_GIVEN INSTRUCTION_
Pick out every line of the entries below where "Online" occurs, and copy those lines.

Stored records
★ ★ ★
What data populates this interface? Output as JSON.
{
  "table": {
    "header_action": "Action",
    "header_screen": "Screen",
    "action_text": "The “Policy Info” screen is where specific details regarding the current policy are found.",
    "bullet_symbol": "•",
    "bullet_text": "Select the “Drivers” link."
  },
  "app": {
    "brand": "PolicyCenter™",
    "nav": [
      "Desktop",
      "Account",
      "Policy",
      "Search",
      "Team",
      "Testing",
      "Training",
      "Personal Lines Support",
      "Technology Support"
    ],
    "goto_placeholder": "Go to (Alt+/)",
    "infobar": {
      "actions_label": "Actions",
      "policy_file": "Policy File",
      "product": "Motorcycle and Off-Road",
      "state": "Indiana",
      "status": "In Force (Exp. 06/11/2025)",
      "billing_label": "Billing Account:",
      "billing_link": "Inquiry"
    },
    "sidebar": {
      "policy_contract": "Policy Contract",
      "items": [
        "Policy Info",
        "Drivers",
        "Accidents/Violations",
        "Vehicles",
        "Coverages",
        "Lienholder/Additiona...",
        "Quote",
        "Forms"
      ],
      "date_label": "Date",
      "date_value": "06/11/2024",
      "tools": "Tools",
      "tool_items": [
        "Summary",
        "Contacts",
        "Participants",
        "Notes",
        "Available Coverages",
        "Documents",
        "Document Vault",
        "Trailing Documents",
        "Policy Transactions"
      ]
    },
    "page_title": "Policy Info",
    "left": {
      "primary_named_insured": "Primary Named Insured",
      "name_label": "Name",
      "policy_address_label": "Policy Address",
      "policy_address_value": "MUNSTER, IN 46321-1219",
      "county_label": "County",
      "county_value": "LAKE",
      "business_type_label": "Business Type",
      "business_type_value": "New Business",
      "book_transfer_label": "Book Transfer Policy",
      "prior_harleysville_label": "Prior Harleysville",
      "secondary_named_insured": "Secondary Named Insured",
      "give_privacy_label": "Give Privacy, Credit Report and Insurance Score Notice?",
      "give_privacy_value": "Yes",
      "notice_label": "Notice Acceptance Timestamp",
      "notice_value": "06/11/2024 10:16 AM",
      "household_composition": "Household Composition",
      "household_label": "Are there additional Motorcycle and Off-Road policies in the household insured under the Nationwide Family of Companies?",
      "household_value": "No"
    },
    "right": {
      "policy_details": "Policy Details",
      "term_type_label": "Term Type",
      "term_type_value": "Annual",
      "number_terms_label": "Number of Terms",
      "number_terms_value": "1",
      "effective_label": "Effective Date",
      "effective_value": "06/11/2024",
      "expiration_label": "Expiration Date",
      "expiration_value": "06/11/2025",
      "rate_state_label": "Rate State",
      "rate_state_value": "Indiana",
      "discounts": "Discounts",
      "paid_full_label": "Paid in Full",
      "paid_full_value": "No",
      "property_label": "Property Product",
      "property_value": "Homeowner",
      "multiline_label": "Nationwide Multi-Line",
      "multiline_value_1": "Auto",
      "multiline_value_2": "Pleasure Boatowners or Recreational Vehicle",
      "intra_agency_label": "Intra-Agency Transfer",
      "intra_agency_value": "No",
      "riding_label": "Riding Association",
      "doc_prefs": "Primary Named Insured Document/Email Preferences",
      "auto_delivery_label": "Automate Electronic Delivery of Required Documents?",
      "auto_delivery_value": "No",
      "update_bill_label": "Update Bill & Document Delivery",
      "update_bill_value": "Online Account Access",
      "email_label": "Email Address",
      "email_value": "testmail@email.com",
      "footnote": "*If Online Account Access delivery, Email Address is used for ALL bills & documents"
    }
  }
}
★ ★ ★
_EXERCISE RESPONSE_
      "update_bill_value": "Online Account Access",
      "footnote": "*If Online Account Access delivery, Email Address is used for ALL bills & documents"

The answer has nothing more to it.